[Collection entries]
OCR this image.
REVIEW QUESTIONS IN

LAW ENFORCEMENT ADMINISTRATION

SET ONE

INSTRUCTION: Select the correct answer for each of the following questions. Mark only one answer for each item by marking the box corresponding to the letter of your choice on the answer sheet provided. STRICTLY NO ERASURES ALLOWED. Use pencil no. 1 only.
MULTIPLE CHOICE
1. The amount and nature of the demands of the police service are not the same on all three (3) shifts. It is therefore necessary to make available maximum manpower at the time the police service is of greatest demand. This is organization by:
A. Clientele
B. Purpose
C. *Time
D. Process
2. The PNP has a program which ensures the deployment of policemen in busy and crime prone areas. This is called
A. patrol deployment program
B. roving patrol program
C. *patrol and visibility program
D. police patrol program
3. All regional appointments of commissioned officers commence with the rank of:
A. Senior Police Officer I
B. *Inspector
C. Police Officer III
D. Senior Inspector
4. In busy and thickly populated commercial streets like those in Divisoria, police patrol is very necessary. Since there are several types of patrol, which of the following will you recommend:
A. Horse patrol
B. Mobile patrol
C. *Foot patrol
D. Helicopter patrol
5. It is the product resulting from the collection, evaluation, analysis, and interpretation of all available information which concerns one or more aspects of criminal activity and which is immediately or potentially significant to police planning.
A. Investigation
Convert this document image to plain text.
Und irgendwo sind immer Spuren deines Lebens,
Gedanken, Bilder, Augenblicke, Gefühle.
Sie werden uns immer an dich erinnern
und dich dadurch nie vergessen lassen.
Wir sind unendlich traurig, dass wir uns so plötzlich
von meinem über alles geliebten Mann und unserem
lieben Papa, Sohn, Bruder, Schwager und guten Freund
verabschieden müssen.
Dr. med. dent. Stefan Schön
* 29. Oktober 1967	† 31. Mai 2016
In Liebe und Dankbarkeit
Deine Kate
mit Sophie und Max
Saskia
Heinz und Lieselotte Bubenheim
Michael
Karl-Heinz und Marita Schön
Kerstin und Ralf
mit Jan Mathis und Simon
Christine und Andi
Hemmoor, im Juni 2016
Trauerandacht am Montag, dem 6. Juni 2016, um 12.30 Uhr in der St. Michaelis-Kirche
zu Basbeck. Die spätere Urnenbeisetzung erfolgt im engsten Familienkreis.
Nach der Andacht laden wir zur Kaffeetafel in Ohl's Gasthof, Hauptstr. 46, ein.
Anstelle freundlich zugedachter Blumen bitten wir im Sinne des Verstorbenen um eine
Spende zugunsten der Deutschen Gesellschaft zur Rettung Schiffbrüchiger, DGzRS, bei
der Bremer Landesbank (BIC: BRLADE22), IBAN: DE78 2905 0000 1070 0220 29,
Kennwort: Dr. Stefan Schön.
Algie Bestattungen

• **Written request**: Write out once more the lines above beginning at the line with "Convert this document image to plain text."; continue through the final line and stop there.

• **Result of this exercise**:
Convert this document image to plain text.
Und irgendwo sind immer Spuren deines Lebens,
Gedanken, Bilder, Augenblicke, Gefühle.
Sie werden uns immer an dich erinnern
und dich dadurch nie vergessen lassen.
Wir sind unendlich traurig, dass wir uns so plötzlich
von meinem über alles geliebten Mann und unserem
lieben Papa, Sohn, Bruder, Schwager und guten Freund
verabschieden müssen.
Dr. med. dent. Stefan Schön
* 29. Oktober 1967	† 31. Mai 2016
In Liebe und Dankbarkeit
Deine Kate
mit Sophie und Max
Saskia
Heinz und Lieselotte Bubenheim
Michael
Karl-Heinz und Marita Schön
Kerstin und Ralf
mit Jan Mathis und Simon
Christine und Andi
Hemmoor, im Juni 2016
Trauerandacht am Montag, dem 6. Juni 2016, um 12.30 Uhr in der St. Michaelis-Kirche
zu Basbeck. Die spätere Urnenbeisetzung erfolgt im engsten Familienkreis.
Nach der Andacht laden wir zur Kaffeetafel in Ohl's Gasthof, Hauptstr. 46, ein.
Anstelle freundlich zugedachter Blumen bitten wir im Sinne des Verstorbenen um eine
Spende zugunsten der Deutschen Gesellschaft zur Rettung Schiffbrüchiger, DGzRS, bei
der Bremer Landesbank (BIC: BRLADE22), IBAN: DE78 2905 0000 1070 0220 29,
Kennwort: Dr. Stefan Schön.
Algie Bestattungen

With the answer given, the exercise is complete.